- [What is required] Here are some records. Copy each one exactly.

(Data entries for graphics)

┄┄┄┄┄┄┄┄┄┄┄┄┄┄┄┄┄┄┄┄

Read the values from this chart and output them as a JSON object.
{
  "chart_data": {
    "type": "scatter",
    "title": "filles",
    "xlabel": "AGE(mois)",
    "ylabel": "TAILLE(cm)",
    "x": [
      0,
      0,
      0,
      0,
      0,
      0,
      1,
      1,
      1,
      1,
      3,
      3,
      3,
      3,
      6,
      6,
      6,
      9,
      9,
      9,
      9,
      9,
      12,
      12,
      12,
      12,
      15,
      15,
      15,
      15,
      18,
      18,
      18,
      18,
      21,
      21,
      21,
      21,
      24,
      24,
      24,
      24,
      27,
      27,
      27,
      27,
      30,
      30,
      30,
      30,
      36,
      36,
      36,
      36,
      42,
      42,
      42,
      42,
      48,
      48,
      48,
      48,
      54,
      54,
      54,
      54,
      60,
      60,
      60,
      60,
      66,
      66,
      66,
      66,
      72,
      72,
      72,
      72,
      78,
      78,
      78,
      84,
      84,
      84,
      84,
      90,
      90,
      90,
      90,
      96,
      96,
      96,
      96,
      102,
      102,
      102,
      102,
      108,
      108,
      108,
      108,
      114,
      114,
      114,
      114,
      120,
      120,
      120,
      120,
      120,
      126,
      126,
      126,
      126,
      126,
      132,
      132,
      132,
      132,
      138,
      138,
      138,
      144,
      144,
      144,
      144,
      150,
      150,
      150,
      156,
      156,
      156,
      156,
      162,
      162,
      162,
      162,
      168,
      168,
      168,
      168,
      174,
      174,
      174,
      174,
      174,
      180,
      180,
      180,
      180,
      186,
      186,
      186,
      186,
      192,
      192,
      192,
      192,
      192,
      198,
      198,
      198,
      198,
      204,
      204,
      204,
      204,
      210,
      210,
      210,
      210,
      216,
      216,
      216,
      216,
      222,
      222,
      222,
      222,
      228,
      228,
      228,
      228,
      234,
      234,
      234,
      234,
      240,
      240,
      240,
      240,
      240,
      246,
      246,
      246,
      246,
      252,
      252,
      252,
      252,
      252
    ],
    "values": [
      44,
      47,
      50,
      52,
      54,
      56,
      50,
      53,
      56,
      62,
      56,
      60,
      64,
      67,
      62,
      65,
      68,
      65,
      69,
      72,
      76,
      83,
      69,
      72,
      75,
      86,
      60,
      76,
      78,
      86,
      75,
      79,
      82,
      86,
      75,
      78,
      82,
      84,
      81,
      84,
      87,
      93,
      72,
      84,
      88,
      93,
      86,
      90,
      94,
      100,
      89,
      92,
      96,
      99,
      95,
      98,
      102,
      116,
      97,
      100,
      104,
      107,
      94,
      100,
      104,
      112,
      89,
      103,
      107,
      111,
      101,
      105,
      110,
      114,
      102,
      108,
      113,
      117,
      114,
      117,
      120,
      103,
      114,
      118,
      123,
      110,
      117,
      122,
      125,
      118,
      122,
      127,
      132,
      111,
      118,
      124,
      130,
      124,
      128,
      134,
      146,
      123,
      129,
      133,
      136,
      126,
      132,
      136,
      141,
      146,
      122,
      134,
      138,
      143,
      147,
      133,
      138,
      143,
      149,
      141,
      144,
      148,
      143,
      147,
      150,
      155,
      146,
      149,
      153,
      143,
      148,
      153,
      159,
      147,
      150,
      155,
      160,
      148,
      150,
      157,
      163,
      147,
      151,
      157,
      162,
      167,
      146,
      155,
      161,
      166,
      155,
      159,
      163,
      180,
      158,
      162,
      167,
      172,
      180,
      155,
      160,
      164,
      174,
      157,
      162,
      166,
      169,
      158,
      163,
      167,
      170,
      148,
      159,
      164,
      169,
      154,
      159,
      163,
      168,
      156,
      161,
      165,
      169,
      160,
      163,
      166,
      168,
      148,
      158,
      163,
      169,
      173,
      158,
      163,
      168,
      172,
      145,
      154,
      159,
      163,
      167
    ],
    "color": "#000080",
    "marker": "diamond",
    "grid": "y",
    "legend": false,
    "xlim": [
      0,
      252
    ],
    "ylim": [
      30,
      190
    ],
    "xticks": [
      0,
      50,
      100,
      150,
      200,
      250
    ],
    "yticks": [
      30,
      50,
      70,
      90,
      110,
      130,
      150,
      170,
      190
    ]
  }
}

┄┄┄┄┄┄┄┄┄┄┄┄┄┄┄┄┄┄┄┄

- [Finished task]
Read the values from this chart and output them as a JSON object.
{
  "chart_data": {
    "type": "scatter",
    "title": "filles",
    "xlabel": "AGE(mois)",
    "ylabel": "TAILLE(cm)",
    "x": [
      0,
      0,
      0,
      0,
      0,
      0,
      1,
      1,
      1,
      1,
      3,
      3,
      3,
      3,
      6,
      6,
      6,
      9,
      9,
      9,
      9,
      9,
      12,
      12,
      12,
      12,
      15,
      15,
      15,
      15,
      18,
      18,
      18,
      18,
      21,
      21,
      21,
      21,
      24,
      24,
      24,
      24,
      27,
      27,
      27,
      27,
      30,
      30,
      30,
      30,
      36,
      36,
      36,
      36,
      42,
      42,
      42,
      42,
      48,
      48,
      48,
      48,
      54,
      54,
      54,
      54,
      60,
      60,
      60,
      60,
      66,
      66,
      66,
      66,
      72,
      72,
      72,
      72,
      78,
      78,
      78,
      84,
      84,
      84,
      84,
      90,
      90,
      90,
      90,
      96,
      96,
      96,
      96,
      102,
      102,
      102,
      102,
      108,
      108,
      108,
      108,
      114,
      114,
      114,
      114,
      120,
      120,
      120,
      120,
      120,
      126,
      126,
      126,
      126,
      126,
      132,
      132,
      132,
      132,
      138,
      138,
      138,
      144,
      144,
      144,
      144,
      150,
      150,
      150,
      156,
      156,
      156,
      156,
      162,
      162,
      162,
      162,
      168,
      168,
      168,
      168,
      174,
      174,
      174,
      174,
      174,
      180,
      180,
      180,
      180,
      186,
      186,
      186,
      186,
      192,
      192,
      192,
      192,
      192,
      198,
      198,
      198,
      198,
      204,
      204,
      204,
      204,
      210,
      210,
      210,
      210,
      216,
      216,
      216,
      216,
      222,
      222,
      222,
      222,
      228,
      228,
      228,
      228,
      234,
      234,
      234,
      234,
      240,
      240,
      240,
      240,
      240,
      246,
      246,
      246,
      246,
      252,
      252,
      252,
      252,
      252
    ],
    "values": [
      44,
      47,
      50,
      52,
      54,
      56,
      50,
      53,
      56,
      62,
      56,
      60,
      64,
      67,
      62,
      65,
      68,
      65,
      69,
      72,
      76,
      83,
      69,
      72,
      75,
      86,
      60,
      76,
      78,
      86,
      75,
      79,
      82,
      86,
      75,
      78,
      82,
      84,
      81,
      84,
      87,
      93,
      72,
      84,
      88,
      93,
      86,
      90,
      94,
      100,
      89,
      92,
      96,
      99,
      95,
      98,
      102,
      116,
      97,
      100,
      104,
      107,
      94,
      100,
      104,
      112,
      89,
      103,
      107,
      111,
      101,
      105,
      110,
      114,
      102,
      108,
      113,
      117,
      114,
      117,
      120,
      103,
      114,
      118,
      123,
      110,
      117,
      122,
      125,
      118,
      122,
      127,
      132,
      111,
      118,
      124,
      130,
      124,
      128,
      134,
      146,
      123,
      129,
      133,
      136,
      126,
      132,
      136,
      141,
      146,
      122,
      134,
      138,
      143,
      147,
      133,
      138,
      143,
      149,
      141,
      144,
      148,
      143,
      147,
      150,
      155,
      146,
      149,
      153,
      143,
      148,
      153,
      159,
      147,
      150,
      155,
      160,
      148,
      150,
      157,
      163,
      147,
      151,
      157,
      162,
      167,
      146,
      155,
      161,
      166,
      155,
      159,
      163,
      180,
      158,
      162,
      167,
      172,
      180,
      155,
      160,
      164,
      174,
      157,
      162,
      166,
      169,
      158,
      163,
      167,
      170,
      148,
      159,
      164,
      169,
      154,
      159,
      163,
      168,
      156,
      161,
      165,
      169,
      160,
      163,
      166,
      168,
      148,
      158,
      163,
      169,
      173,
      158,
      163,
      168,
      172,
      145,
      154,
      159,
      163,
      167
    ],
    "color": "#000080",
    "marker": "diamond",
    "grid": "y",
    "legend": false,
    "xlim": [
      0,
      252
    ],
    "ylim": [
      30,
      190
    ],
    "xticks": [
      0,
      50,
      100,
      150,
      200,
      250
    ],
    "yticks": [
      30,
      50,
      70,
      90,
      110,
      130,
      150,
      170,
      190
    ]
  }
}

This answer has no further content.